TASK OBJECTIVE:
Print the listing below in its entirety, character for character.

(Stored data)
********
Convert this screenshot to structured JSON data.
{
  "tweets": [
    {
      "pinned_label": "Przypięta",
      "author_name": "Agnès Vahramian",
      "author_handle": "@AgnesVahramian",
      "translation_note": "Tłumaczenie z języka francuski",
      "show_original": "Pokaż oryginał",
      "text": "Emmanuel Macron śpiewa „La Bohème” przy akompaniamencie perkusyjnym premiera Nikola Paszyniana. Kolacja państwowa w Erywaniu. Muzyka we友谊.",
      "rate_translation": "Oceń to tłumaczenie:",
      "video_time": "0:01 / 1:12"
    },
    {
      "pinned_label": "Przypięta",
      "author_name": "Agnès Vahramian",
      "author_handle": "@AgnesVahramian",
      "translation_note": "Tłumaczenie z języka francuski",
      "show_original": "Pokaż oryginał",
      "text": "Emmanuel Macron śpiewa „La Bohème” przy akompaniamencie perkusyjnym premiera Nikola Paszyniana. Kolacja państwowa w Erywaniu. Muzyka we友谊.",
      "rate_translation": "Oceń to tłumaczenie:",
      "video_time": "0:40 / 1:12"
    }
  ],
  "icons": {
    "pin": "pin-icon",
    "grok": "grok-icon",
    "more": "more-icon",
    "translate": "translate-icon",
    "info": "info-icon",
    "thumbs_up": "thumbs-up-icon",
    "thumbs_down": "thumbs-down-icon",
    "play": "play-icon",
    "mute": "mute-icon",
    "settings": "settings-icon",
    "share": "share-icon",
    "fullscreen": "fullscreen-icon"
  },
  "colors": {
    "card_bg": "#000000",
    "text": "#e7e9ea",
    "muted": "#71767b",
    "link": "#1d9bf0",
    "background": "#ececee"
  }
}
********
TASK OUTPUT:
Convert this screenshot to structured JSON data.
{
  "tweets": [
    {
      "pinned_label": "Przypięta",
      "author_name": "Agnès Vahramian",
      "author_handle": "@AgnesVahramian",
      "translation_note": "Tłumaczenie z języka francuski",
      "show_original": "Pokaż oryginał",
      "text": "Emmanuel Macron śpiewa „La Bohème” przy akompaniamencie perkusyjnym premiera Nikola Paszyniana. Kolacja państwowa w Erywaniu. Muzyka we友谊.",
      "rate_translation": "Oceń to tłumaczenie:",
      "video_time": "0:01 / 1:12"
    },
    {
      "pinned_label": "Przypięta",
      "author_name": "Agnès Vahramian",
      "author_handle": "@AgnesVahramian",
      "translation_note": "Tłumaczenie z języka francuski",
      "show_original": "Pokaż oryginał",
      "text": "Emmanuel Macron śpiewa „La Bohème” przy akompaniamencie perkusyjnym premiera Nikola Paszyniana. Kolacja państwowa w Erywaniu. Muzyka we友谊.",
      "rate_translation": "Oceń to tłumaczenie:",
      "video_time": "0:40 / 1:12"
    }
  ],
  "icons": {
    "pin": "pin-icon",
    "grok": "grok-icon",
    "more": "more-icon",
    "translate": "translate-icon",
    "info": "info-icon",
    "thumbs_up": "thumbs-up-icon",
    "thumbs_down": "thumbs-down-icon",
    "play": "play-icon",
    "mute": "mute-icon",
    "settings": "settings-icon",
    "share": "share-icon",
    "fullscreen": "fullscreen-icon"
  },
  "colors": {
    "card_bg": "#000000",
    "text": "#e7e9ea",
    "muted": "#71767b",
    "link": "#1d9bf0",
    "background": "#ececee"
  }
}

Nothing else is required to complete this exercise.